-- Start of STORED RECORDS --

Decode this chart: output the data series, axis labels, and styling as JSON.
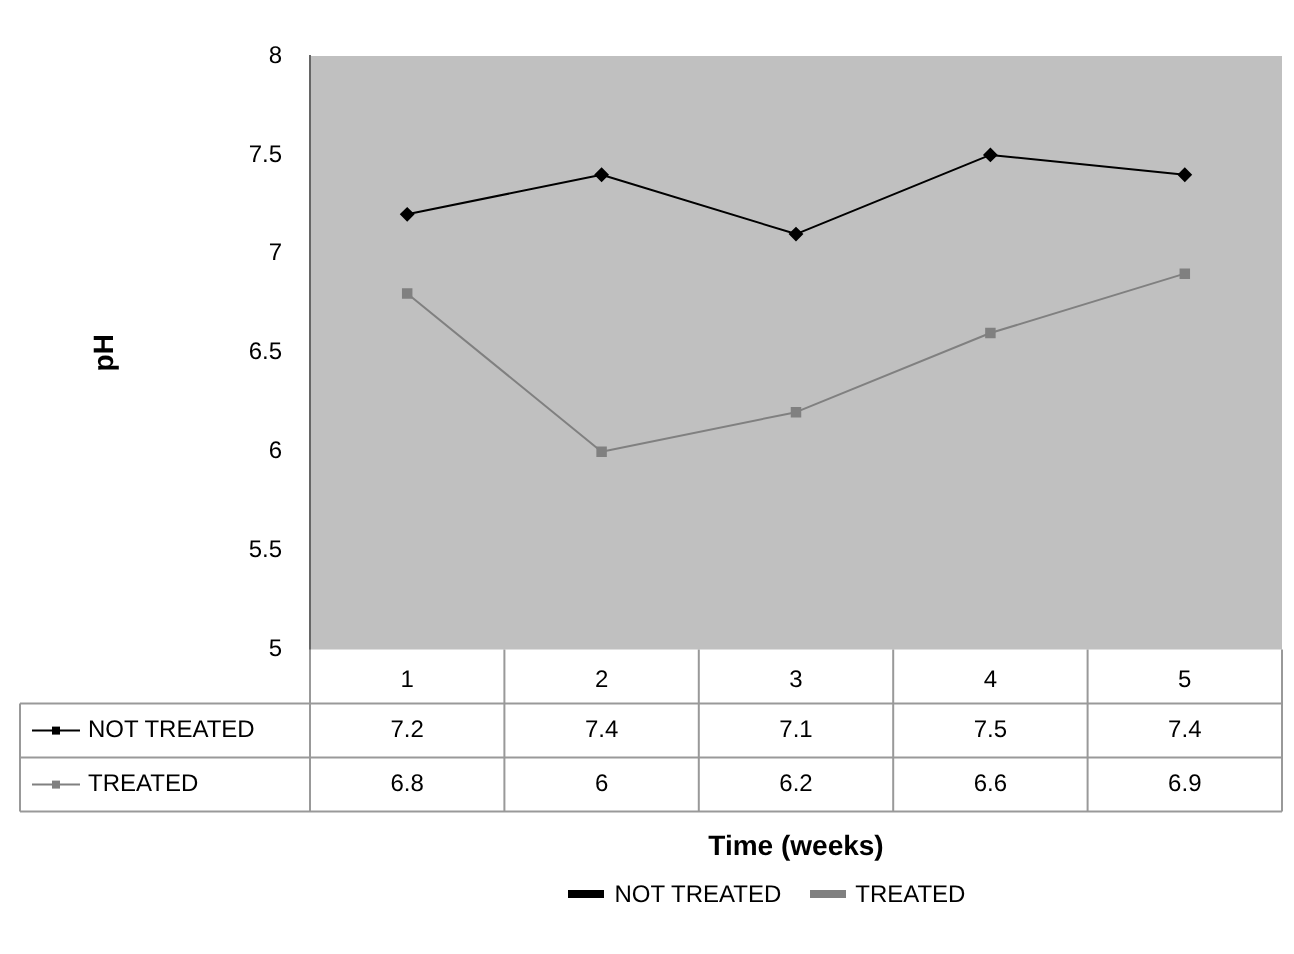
{
  "chart_data": {
    "type": "line",
    "xlabel": "Time (weeks)",
    "ylabel": "pH",
    "categories": [
      "1",
      "2",
      "3",
      "4",
      "5"
    ],
    "series": [
      {
        "name": "NOT TREATED",
        "color": "#000000",
        "values": [
          7.2,
          7.4,
          7.1,
          7.5,
          7.4
        ],
        "marker": "diamond"
      },
      {
        "name": "TREATED",
        "color": "#808080",
        "values": [
          6.8,
          6,
          6.2,
          6.6,
          6.9
        ],
        "marker": "square"
      }
    ],
    "ylim": [
      5,
      8
    ],
    "yticks": [
      5,
      5.5,
      6,
      6.5,
      7,
      7.5,
      8
    ],
    "grid": false,
    "legend": "bottom",
    "data_labels": true,
    "line_style": "solid"
  }
}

-- End of STORED RECORDS --

• **TASK DETAILS**
Transcribe the complete set of entries verbatim. No pictures belong in the copy.

• **FULL RESPONSE**
Decode this chart: output the data series, axis labels, and styling as JSON.
{
  "chart_data": {
    "type": "line",
    "xlabel": "Time (weeks)",
    "ylabel": "pH",
    "categories": [
      "1",
      "2",
      "3",
      "4",
      "5"
    ],
    "series": [
      {
        "name": "NOT TREATED",
        "color": "#000000",
        "values": [
          7.2,
          7.4,
          7.1,
          7.5,
          7.4
        ],
        "marker": "diamond"
      },
      {
        "name": "TREATED",
        "color": "#808080",
        "values": [
          6.8,
          6,
          6.2,
          6.6,
          6.9
        ],
        "marker": "square"
      }
    ],
    "ylim": [
      5,
      8
    ],
    "yticks": [
      5,
      5.5,
      6,
      6.5,
      7,
      7.5,
      8
    ],
    "grid": false,
    "legend": "bottom",
    "data_labels": true,
    "line_style": "solid"
  }
}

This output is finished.